━━━━━ GIVEN TEXT
- Conference: Southern Conference
- Record: 5–4–1 (3–1 SoCon)
- Head coach: Frank Moseley (8th season);
- Home stadium: Miles Stadium

= 1958 VPI Gobblers football team =

American college football season

The 1958 VPI Gobblers football team represented the Virginia Polytechnic Institute or VPI (now known as Virginia Polytechnic Institute and State University or Virginia Tech) as a member of the Southern Conference (SoCon) during the 1958 college football season. Led by eighth-year head coach Frank Moseley the Gobblers compiled an overall record of 5–4–1 with a mark of 3–1 in conference play, and finished second in the SoCon. VPI played home games at Miles Stadium in Blacksburg, Virginia.
━━━━━━━━━━
━━━━━ EXCERPTED RECORDS
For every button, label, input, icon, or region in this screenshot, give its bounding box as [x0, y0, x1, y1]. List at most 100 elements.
━━━━━━━━━━
━━━━━ EXCERPTED RECORDS
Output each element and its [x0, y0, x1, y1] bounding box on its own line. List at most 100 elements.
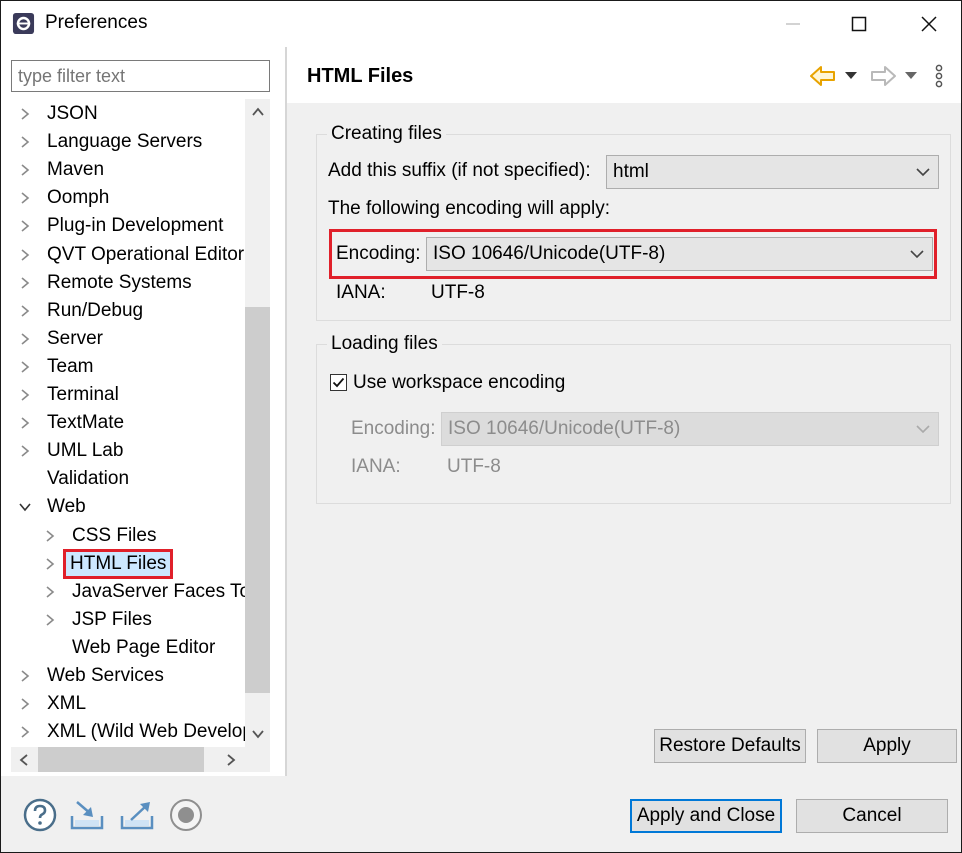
━━━━━━━━━━
EXERCISE: Reproduce the article on the 1958 VPI Gobblers football team above, word for word and in full.

TASK RESULT:
- Conference: Southern Conference
- Record: 5–4–1 (3–1 SoCon)
- Head coach: Frank Moseley (8th season);
- Home stadium: Miles Stadium

= 1958 VPI Gobblers football team =

American college football season

The 1958 VPI Gobblers football team represented the Virginia Polytechnic Institute or VPI (now known as Virginia Polytechnic Institute and State University or Virginia Tech) as a member of the Southern Conference (SoCon) during the 1958 college football season. Led by eighth-year head coach Frank Moseley the Gobblers compiled an overall record of 5–4–1 with a mark of 3–1 in conference play, and finished second in the SoCon. VPI played home games at Miles Stadium in Blacksburg, Virginia.